**** Records for this task ****

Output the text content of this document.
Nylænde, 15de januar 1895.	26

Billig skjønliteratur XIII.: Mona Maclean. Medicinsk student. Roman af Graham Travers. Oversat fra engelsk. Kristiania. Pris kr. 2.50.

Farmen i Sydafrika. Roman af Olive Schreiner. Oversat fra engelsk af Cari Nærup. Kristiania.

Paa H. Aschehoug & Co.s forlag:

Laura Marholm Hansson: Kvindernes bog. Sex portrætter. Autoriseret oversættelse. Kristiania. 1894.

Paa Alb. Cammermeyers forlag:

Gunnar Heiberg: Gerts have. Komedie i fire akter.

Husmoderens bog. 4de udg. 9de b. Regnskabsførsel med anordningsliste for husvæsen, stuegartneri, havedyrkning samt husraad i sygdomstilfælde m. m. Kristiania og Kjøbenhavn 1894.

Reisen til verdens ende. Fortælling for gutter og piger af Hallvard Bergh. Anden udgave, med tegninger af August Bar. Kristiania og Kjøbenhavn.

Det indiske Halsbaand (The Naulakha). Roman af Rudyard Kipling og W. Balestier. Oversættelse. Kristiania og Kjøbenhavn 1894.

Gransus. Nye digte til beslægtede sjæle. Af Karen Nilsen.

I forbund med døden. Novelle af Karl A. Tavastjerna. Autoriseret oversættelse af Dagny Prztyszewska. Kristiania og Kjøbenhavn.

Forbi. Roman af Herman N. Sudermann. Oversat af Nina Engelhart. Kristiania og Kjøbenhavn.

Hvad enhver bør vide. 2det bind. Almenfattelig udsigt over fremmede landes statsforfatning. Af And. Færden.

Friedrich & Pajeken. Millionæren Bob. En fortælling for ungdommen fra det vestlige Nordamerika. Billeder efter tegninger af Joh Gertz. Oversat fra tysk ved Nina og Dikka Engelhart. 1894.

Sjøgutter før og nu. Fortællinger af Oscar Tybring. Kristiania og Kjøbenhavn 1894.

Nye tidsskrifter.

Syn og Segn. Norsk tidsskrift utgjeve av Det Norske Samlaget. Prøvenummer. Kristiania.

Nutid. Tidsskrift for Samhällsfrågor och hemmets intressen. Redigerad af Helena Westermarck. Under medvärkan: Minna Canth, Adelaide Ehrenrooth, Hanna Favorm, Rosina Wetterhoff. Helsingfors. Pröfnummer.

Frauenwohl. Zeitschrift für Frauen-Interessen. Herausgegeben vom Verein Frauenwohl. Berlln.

****

Your answer should be a single number: the count of lines in the data that include the word "Autoriseret".

2